Entries supplied:
===============
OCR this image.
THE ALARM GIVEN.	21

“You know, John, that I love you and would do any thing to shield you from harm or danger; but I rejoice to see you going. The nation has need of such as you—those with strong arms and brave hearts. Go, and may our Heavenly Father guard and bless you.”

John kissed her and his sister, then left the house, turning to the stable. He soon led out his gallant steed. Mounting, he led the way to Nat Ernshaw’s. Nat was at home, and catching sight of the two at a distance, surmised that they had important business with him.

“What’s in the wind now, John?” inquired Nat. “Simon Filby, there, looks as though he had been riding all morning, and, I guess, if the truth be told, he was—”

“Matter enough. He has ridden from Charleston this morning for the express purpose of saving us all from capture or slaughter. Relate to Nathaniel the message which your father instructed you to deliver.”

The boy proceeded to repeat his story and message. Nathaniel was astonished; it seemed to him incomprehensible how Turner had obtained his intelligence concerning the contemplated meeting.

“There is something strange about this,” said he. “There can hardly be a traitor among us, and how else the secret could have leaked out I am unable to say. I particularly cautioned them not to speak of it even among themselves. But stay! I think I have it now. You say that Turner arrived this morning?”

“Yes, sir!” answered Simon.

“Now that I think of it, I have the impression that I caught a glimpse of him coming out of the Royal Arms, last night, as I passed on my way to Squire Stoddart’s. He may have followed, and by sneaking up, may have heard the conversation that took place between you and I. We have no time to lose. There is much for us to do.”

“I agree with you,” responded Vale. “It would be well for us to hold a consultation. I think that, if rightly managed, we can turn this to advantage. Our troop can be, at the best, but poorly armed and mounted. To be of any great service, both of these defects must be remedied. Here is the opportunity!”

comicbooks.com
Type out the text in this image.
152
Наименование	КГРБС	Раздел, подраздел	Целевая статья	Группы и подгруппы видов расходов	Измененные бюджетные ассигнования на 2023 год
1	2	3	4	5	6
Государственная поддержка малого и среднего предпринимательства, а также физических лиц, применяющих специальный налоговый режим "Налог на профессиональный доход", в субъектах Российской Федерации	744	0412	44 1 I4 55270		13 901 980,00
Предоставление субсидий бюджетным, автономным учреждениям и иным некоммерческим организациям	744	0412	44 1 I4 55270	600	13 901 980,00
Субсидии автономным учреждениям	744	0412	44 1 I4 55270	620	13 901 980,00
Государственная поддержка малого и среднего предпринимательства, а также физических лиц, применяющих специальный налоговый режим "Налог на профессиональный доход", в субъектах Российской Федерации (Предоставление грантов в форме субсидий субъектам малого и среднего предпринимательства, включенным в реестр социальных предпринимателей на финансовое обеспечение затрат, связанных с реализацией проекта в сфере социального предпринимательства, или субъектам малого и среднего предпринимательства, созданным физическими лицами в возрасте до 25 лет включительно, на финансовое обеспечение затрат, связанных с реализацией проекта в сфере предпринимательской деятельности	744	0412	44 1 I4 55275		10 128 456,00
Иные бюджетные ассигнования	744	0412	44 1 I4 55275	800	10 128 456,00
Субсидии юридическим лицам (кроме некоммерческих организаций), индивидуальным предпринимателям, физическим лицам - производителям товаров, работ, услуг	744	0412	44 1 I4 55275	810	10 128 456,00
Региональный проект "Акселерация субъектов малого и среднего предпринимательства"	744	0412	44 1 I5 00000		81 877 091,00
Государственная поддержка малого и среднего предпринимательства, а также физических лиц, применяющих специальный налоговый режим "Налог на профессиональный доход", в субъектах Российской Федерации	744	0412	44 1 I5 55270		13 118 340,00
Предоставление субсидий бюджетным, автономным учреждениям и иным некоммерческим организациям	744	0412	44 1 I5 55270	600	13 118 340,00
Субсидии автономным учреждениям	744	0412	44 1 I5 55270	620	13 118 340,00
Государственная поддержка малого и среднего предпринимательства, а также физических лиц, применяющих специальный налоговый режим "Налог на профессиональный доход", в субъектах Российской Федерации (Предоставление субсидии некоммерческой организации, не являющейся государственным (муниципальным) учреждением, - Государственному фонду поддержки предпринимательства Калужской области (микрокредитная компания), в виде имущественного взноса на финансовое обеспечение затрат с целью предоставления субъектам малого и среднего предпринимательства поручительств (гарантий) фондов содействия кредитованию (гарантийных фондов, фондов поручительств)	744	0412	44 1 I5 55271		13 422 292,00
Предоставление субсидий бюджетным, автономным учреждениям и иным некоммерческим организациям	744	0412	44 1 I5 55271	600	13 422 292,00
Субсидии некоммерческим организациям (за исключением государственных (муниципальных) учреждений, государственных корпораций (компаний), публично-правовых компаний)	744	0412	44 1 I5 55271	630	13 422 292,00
===============
Requirements: All lines holding the word "from" should be picked out and copied.

Finished task:
“You know, John, that I love you and would do any thing to shield you from harm or danger; but I rejoice to see you going. The nation has need of such as you—those with strong arms and brave hearts. Go, and may our Heavenly Father guard and bless you.”
“Matter enough. He has ridden from Charleston this morning for the express purpose of saving us all from capture or slaughter. Relate to Nathaniel the message which your father instructed you to deliver.”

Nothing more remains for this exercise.